• [TASK DATA]:

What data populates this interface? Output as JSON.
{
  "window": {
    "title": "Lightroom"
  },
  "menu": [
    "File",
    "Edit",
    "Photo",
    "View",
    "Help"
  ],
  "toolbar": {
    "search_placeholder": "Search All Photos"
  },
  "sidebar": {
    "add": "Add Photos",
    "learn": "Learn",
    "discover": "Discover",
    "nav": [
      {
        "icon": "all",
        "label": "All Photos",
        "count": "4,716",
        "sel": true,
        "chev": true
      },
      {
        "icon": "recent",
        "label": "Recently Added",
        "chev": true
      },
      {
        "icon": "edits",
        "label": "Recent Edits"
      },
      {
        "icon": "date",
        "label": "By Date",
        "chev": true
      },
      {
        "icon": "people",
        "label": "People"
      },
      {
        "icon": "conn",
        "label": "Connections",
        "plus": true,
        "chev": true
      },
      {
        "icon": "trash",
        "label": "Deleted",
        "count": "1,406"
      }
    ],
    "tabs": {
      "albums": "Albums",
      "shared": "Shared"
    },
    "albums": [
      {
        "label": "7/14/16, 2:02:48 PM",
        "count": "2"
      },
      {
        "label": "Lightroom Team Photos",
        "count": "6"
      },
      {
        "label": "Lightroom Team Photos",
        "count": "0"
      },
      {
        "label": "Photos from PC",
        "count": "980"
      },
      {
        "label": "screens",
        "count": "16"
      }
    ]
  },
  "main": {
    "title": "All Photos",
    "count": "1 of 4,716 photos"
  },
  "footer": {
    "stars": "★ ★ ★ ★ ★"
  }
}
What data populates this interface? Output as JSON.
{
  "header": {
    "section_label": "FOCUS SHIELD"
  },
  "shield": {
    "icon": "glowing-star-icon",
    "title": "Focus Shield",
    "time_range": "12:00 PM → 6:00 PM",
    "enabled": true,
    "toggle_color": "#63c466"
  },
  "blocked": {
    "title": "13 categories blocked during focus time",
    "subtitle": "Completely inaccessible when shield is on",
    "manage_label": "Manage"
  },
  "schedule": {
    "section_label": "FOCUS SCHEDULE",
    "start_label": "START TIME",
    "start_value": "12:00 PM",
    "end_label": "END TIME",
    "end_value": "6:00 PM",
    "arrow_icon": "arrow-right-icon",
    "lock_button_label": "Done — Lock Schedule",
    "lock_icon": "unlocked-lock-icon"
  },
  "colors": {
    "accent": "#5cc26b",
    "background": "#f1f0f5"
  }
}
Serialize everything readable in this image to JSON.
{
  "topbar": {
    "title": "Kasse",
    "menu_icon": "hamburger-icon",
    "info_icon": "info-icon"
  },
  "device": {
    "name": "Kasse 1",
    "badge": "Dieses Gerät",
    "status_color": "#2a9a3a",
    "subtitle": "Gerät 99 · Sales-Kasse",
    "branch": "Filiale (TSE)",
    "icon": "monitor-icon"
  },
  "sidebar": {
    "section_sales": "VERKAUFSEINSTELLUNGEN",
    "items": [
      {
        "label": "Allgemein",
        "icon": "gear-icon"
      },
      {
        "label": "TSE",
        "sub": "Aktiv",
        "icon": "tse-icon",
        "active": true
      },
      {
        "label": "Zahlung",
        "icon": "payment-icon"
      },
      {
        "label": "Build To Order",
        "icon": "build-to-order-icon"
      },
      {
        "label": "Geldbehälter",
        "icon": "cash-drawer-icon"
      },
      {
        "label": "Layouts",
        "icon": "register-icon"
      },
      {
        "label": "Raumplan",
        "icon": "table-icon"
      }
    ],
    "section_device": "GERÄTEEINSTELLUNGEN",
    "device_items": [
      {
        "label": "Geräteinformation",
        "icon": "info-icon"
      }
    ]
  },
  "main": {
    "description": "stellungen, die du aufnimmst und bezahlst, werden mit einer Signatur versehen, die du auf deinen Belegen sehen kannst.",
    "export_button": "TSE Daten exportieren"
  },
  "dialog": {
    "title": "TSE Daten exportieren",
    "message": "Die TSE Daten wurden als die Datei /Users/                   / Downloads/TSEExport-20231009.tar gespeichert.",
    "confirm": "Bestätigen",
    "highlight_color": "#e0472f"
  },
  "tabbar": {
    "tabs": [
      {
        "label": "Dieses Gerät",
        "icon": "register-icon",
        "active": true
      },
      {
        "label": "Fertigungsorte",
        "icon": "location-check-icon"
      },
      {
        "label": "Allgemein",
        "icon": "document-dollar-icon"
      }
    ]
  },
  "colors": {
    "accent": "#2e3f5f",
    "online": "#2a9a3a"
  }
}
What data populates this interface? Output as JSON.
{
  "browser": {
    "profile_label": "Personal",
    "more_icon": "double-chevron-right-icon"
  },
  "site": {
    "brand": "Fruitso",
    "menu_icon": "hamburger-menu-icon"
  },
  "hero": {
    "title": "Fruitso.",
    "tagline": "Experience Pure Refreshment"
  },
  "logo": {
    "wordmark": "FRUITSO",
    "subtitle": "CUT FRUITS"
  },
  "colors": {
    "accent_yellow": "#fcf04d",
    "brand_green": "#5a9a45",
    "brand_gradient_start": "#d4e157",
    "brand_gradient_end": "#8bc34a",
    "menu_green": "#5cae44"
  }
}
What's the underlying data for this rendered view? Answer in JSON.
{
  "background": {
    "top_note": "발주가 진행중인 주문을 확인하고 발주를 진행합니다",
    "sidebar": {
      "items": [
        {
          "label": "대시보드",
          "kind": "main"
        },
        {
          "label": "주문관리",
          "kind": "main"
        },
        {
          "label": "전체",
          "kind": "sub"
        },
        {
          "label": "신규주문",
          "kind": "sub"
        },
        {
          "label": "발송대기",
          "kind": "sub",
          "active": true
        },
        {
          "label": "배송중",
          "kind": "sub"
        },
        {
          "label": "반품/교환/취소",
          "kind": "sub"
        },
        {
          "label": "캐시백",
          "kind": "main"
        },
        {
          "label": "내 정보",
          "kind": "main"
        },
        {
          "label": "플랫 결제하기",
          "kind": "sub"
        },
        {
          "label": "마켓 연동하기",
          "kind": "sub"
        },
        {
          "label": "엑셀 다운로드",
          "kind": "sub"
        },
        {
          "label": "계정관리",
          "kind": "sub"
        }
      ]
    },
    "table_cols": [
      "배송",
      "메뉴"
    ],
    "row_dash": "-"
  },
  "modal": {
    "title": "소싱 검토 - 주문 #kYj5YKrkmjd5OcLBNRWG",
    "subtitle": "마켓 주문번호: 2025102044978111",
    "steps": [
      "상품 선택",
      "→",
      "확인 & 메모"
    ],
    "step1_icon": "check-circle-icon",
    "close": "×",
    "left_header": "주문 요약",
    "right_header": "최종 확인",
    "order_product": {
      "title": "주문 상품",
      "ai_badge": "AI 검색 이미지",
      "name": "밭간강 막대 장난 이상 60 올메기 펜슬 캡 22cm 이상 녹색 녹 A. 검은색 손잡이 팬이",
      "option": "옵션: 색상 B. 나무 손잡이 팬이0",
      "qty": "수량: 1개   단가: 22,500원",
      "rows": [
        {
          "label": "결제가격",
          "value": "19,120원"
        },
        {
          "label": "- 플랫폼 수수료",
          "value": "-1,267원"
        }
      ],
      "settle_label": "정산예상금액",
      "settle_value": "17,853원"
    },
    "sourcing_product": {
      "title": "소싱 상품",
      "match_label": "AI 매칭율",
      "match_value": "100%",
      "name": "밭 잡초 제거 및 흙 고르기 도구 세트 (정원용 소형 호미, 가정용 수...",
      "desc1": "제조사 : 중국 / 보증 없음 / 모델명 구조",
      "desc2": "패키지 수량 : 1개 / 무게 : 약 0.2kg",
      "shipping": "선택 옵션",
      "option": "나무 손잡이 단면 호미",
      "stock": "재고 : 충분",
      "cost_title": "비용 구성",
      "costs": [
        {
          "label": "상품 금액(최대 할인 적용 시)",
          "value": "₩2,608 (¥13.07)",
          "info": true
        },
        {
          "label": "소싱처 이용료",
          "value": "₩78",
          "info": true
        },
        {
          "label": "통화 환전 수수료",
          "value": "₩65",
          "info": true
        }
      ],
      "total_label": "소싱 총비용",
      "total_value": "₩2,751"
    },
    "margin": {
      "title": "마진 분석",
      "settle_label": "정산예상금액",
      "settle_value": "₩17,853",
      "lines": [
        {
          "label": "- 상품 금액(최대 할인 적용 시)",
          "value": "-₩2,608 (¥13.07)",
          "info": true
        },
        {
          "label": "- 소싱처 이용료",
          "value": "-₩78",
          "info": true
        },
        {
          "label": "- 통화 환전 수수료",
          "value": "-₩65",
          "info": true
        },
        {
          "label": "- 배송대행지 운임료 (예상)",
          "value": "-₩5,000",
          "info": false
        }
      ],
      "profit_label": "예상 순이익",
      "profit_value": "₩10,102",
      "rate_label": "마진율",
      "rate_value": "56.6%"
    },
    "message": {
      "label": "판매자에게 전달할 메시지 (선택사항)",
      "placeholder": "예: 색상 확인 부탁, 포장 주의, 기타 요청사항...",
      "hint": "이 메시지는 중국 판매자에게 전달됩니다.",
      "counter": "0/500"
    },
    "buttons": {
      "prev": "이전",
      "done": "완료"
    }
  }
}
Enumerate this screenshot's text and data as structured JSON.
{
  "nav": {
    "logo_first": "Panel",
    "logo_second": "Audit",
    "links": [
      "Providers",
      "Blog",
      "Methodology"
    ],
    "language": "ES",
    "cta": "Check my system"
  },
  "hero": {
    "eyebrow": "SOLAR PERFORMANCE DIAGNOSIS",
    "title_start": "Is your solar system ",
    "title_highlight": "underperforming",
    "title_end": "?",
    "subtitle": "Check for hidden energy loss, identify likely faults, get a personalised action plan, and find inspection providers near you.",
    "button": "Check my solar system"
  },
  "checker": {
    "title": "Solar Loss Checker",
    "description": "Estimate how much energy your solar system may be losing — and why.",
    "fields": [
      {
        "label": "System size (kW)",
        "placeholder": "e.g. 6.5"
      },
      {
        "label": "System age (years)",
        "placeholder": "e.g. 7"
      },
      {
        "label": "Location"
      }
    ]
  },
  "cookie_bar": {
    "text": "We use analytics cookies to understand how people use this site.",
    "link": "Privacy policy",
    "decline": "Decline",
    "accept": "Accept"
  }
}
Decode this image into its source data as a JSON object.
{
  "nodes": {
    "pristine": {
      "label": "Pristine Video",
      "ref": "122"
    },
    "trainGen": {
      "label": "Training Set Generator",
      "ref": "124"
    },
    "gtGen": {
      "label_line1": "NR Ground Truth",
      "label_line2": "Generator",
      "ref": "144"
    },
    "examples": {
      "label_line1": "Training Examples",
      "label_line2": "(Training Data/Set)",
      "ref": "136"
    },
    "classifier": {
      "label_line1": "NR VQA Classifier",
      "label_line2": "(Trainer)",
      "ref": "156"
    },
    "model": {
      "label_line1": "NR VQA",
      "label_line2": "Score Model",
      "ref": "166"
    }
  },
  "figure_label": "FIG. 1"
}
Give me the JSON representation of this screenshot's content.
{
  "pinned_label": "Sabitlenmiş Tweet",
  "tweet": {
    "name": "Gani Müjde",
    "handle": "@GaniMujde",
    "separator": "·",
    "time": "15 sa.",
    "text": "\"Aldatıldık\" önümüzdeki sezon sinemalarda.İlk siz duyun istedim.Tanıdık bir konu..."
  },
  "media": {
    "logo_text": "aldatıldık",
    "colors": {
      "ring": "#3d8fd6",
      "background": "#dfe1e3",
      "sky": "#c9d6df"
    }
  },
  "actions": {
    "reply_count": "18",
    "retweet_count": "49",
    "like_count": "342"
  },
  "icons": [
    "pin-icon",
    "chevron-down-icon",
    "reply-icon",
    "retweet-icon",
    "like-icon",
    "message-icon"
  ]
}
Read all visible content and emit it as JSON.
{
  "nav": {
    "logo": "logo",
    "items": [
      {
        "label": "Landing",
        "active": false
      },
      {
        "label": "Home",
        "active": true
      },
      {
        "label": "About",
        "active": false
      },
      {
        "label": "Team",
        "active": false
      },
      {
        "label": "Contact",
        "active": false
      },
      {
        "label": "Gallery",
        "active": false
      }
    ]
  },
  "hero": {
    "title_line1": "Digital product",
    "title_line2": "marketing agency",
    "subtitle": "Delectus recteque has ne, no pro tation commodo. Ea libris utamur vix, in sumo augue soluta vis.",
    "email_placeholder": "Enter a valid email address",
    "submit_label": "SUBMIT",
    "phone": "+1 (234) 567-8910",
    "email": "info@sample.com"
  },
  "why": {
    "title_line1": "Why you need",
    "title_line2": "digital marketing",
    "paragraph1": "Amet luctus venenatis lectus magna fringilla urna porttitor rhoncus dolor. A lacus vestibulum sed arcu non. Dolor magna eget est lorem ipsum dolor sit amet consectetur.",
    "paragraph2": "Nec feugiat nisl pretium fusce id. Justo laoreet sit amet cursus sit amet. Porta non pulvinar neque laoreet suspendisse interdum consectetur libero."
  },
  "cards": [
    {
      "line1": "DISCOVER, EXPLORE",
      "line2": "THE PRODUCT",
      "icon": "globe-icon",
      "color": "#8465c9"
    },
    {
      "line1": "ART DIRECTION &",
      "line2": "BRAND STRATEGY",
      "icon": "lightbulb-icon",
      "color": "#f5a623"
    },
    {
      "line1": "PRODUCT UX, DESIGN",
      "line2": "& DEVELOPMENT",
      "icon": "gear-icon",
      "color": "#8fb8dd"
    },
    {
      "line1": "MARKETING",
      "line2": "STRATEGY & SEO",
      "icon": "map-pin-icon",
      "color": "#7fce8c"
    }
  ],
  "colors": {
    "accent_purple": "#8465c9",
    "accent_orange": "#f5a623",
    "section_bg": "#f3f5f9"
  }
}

• [THE REQUEST]:
Copy in full each line that holds the word "description".

• [ANSWER TO THE EXERCISE]:
    "description": "stellungen, die du aufnimmst und bezahlst, werden mit einer Signatur versehen, die du auf deinen Belegen sehen kannst.",
    "description": "Estimate how much energy your solar system may be losing — and why.",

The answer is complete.